## Records shown
--- Begin ---
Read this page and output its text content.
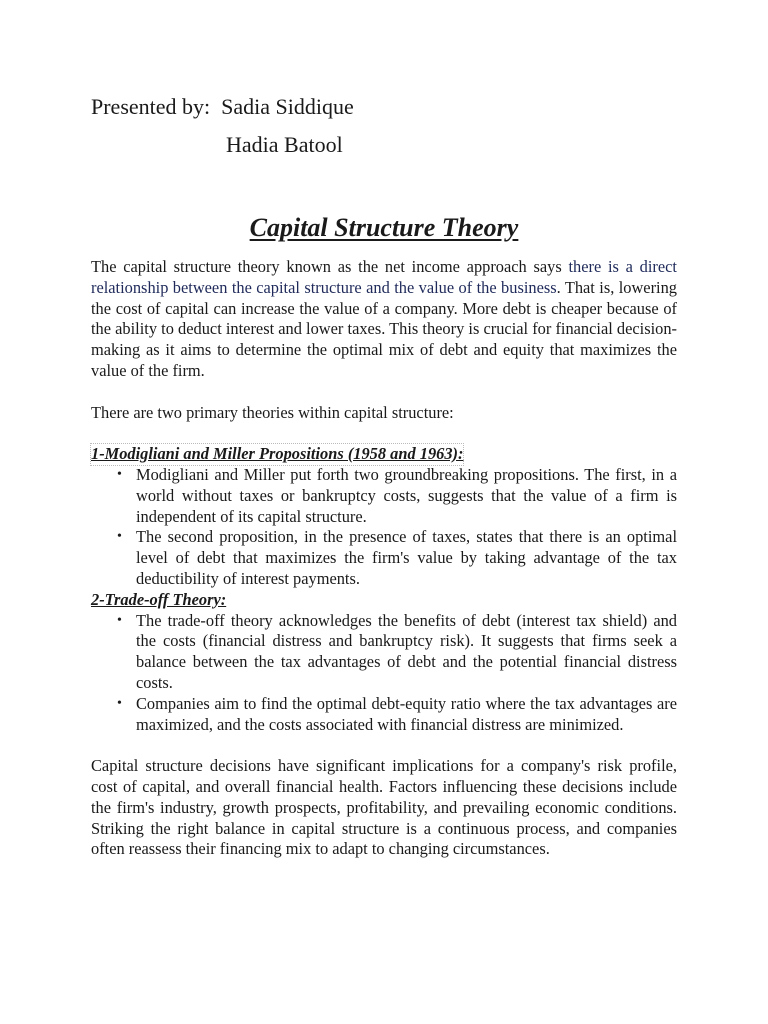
Presented by: Sadia Siddique
Hadia Batool
Capital Structure Theory

The capital structure theory known as the net income approach says there is a direct relationship between the capital structure and the value of the business. That is, lowering the cost of capital can increase the value of a company. More debt is cheaper because of the ability to deduct interest and lower taxes. This theory is crucial for financial decision-making as it aims to determine the optimal mix of debt and equity that maximizes the value of the firm.

There are two primary theories within capital structure:

1-Modigliani and Miller Propositions (1958 and 1963):

• Modigliani and Miller put forth two groundbreaking propositions. The first, in a world without taxes or bankruptcy costs, suggests that the value of a firm is independent of its capital structure.
• The second proposition, in the presence of taxes, states that there is an optimal level of debt that maximizes the firm's value by taking advantage of the tax deductibility of interest payments.

2-Trade-off Theory:

• The trade-off theory acknowledges the benefits of debt (interest tax shield) and the costs (financial distress and bankruptcy risk). It suggests that firms seek a balance between the tax advantages of debt and the potential financial distress costs.
• Companies aim to find the optimal debt-equity ratio where the tax advantages are maximized, and the costs associated with financial distress are minimized.

Capital structure decisions have significant implications for a company's risk profile, cost of capital, and overall financial health. Factors influencing these decisions include the firm's industry, growth prospects, profitability, and prevailing economic conditions. Striking the right balance in capital structure is a continuous process, and companies often reassess their financing mix to adapt to changing circumstances.
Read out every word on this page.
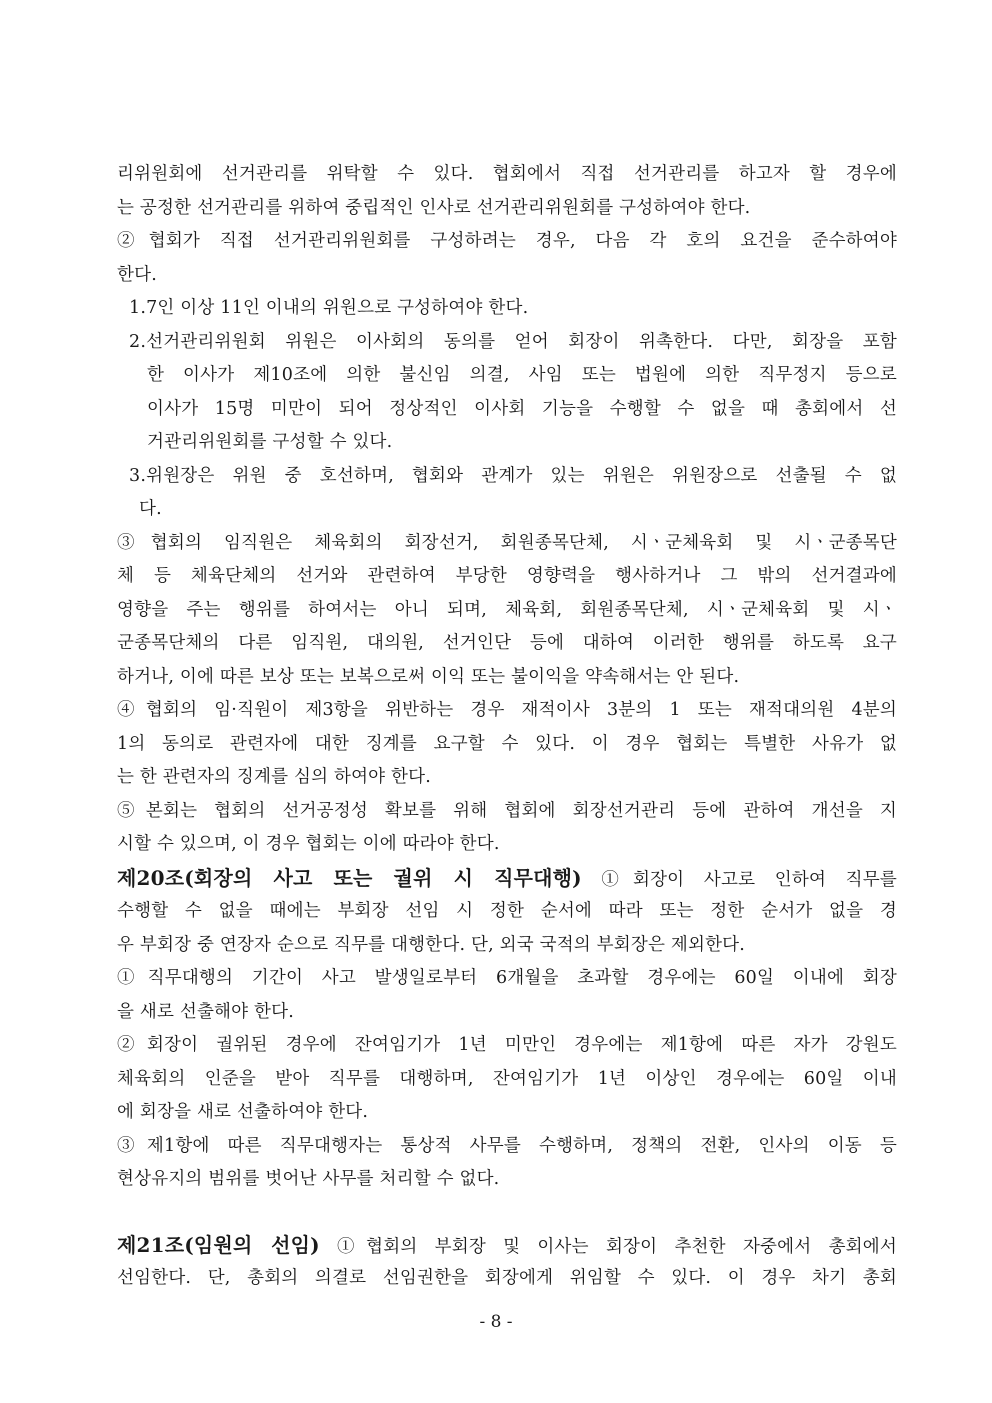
리위원회에 선거관리를 위탁할 수 있다. 협회에서 직접 선거관리를 하고자 할 경우에
는 공정한 선거관리를 위하여 중립적인 인사로 선거관리위원회를 구성하여야 한다.
②협회가 직접 선거관리위원회를 구성하려는 경우, 다음 각 호의 요건을 준수하여야
한다.
1.7인 이상 11인 이내의 위원으로 구성하여야 한다.
2.선거관리위원회 위원은 이사회의 동의를 얻어 회장이 위촉한다. 다만, 회장을 포함
한 이사가 제10조에 의한 불신임 의결, 사임 또는 법원에 의한 직무정지 등으로
이사가 15명 미만이 되어 정상적인 이사회 기능을 수행할 수 없을 때 총회에서 선
거관리위원회를 구성할 수 있다.
3.위원장은 위원 중 호선하며, 협회와 관계가 있는 위원은 위원장으로 선출될 수 없
다.
③협회의 임직원은 체육회의 회장선거, 회원종목단체, 시ㆍ군체육회 및 시ㆍ군종목단
체 등 체육단체의 선거와 관련하여 부당한 영향력을 행사하거나 그 밖의 선거결과에
영향을 주는 행위를 하여서는 아니 되며, 체육회, 회원종목단체, 시ㆍ군체육회 및 시ㆍ
군종목단체의 다른 임직원, 대의원, 선거인단 등에 대하여 이러한 행위를 하도록 요구
하거나, 이에 따른 보상 또는 보복으로써 이익 또는 불이익을 약속해서는 안 된다.
④협회의 임·직원이 제3항을 위반하는 경우 재적이사 3분의 1 또는 재적대의원 4분의
1의 동의로 관련자에 대한 징계를 요구할 수 있다. 이 경우 협회는 특별한 사유가 없
는 한 관련자의 징계를 심의 하여야 한다.
⑤본회는 협회의 선거공정성 확보를 위해 협회에 회장선거관리 등에 관하여 개선을 지
시할 수 있으며, 이 경우 협회는 이에 따라야 한다.
제20조(회장의 사고 또는 궐위 시 직무대행) ①회장이 사고로 인하여 직무를
수행할 수 없을 때에는 부회장 선임 시 정한 순서에 따라 또는 정한 순서가 없을 경
우 부회장 중 연장자 순으로 직무를 대행한다. 단, 외국 국적의 부회장은 제외한다.
①직무대행의 기간이 사고 발생일로부터 6개월을 초과할 경우에는 60일 이내에 회장
을 새로 선출해야 한다.
②회장이 궐위된 경우에 잔여임기가 1년 미만인 경우에는 제1항에 따른 자가 강원도
체육회의 인준을 받아 직무를 대행하며, 잔여임기가 1년 이상인 경우에는 60일 이내
에 회장을 새로 선출하여야 한다.
③제1항에 따른 직무대행자는 통상적 사무를 수행하며, 정책의 전환, 인사의 이동 등
현상유지의 범위를 벗어난 사무를 처리할 수 없다.
제21조(임원의 선임) ①협회의 부회장 및 이사는 회장이 추천한 자중에서 총회에서
선임한다. 단, 총회의 의결로 선임권한을 회장에게 위임할 수 있다. 이 경우 차기 총회
- 8 -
--- End ---
## Instruction
Pictures are excluded; copy every other part of the records exactly.

## The solution
Read this page and output its text content.
Presented by: Sadia Siddique
Hadia Batool
Capital Structure Theory

The capital structure theory known as the net income approach says there is a direct relationship between the capital structure and the value of the business. That is, lowering the cost of capital can increase the value of a company. More debt is cheaper because of the ability to deduct interest and lower taxes. This theory is crucial for financial decision-making as it aims to determine the optimal mix of debt and equity that maximizes the value of the firm.

There are two primary theories within capital structure:

1-Modigliani and Miller Propositions (1958 and 1963):

• Modigliani and Miller put forth two groundbreaking propositions. The first, in a world without taxes or bankruptcy costs, suggests that the value of a firm is independent of its capital structure.
• The second proposition, in the presence of taxes, states that there is an optimal level of debt that maximizes the firm's value by taking advantage of the tax deductibility of interest payments.

2-Trade-off Theory:

• The trade-off theory acknowledges the benefits of debt (interest tax shield) and the costs (financial distress and bankruptcy risk). It suggests that firms seek a balance between the tax advantages of debt and the potential financial distress costs.
• Companies aim to find the optimal debt-equity ratio where the tax advantages are maximized, and the costs associated with financial distress are minimized.

Capital structure decisions have significant implications for a company's risk profile, cost of capital, and overall financial health. Factors influencing these decisions include the firm's industry, growth prospects, profitability, and prevailing economic conditions. Striking the right balance in capital structure is a continuous process, and companies often reassess their financing mix to adapt to changing circumstances.
Read out every word on this page.
리위원회에 선거관리를 위탁할 수 있다. 협회에서 직접 선거관리를 하고자 할 경우에
는 공정한 선거관리를 위하여 중립적인 인사로 선거관리위원회를 구성하여야 한다.
②협회가 직접 선거관리위원회를 구성하려는 경우, 다음 각 호의 요건을 준수하여야
한다.
1.7인 이상 11인 이내의 위원으로 구성하여야 한다.
2.선거관리위원회 위원은 이사회의 동의를 얻어 회장이 위촉한다. 다만, 회장을 포함
한 이사가 제10조에 의한 불신임 의결, 사임 또는 법원에 의한 직무정지 등으로
이사가 15명 미만이 되어 정상적인 이사회 기능을 수행할 수 없을 때 총회에서 선
거관리위원회를 구성할 수 있다.
3.위원장은 위원 중 호선하며, 협회와 관계가 있는 위원은 위원장으로 선출될 수 없
다.
③협회의 임직원은 체육회의 회장선거, 회원종목단체, 시ㆍ군체육회 및 시ㆍ군종목단
체 등 체육단체의 선거와 관련하여 부당한 영향력을 행사하거나 그 밖의 선거결과에
영향을 주는 행위를 하여서는 아니 되며, 체육회, 회원종목단체, 시ㆍ군체육회 및 시ㆍ
군종목단체의 다른 임직원, 대의원, 선거인단 등에 대하여 이러한 행위를 하도록 요구
하거나, 이에 따른 보상 또는 보복으로써 이익 또는 불이익을 약속해서는 안 된다.
④협회의 임·직원이 제3항을 위반하는 경우 재적이사 3분의 1 또는 재적대의원 4분의
1의 동의로 관련자에 대한 징계를 요구할 수 있다. 이 경우 협회는 특별한 사유가 없
는 한 관련자의 징계를 심의 하여야 한다.
⑤본회는 협회의 선거공정성 확보를 위해 협회에 회장선거관리 등에 관하여 개선을 지
시할 수 있으며, 이 경우 협회는 이에 따라야 한다.
제20조(회장의 사고 또는 궐위 시 직무대행) ①회장이 사고로 인하여 직무를
수행할 수 없을 때에는 부회장 선임 시 정한 순서에 따라 또는 정한 순서가 없을 경
우 부회장 중 연장자 순으로 직무를 대행한다. 단, 외국 국적의 부회장은 제외한다.
①직무대행의 기간이 사고 발생일로부터 6개월을 초과할 경우에는 60일 이내에 회장
을 새로 선출해야 한다.
②회장이 궐위된 경우에 잔여임기가 1년 미만인 경우에는 제1항에 따른 자가 강원도
체육회의 인준을 받아 직무를 대행하며, 잔여임기가 1년 이상인 경우에는 60일 이내
에 회장을 새로 선출하여야 한다.
③제1항에 따른 직무대행자는 통상적 사무를 수행하며, 정책의 전환, 인사의 이동 등
현상유지의 범위를 벗어난 사무를 처리할 수 없다.
제21조(임원의 선임) ①협회의 부회장 및 이사는 회장이 추천한 자중에서 총회에서
선임한다. 단, 총회의 의결로 선임권한을 회장에게 위임할 수 있다. 이 경우 차기 총회
- 8 -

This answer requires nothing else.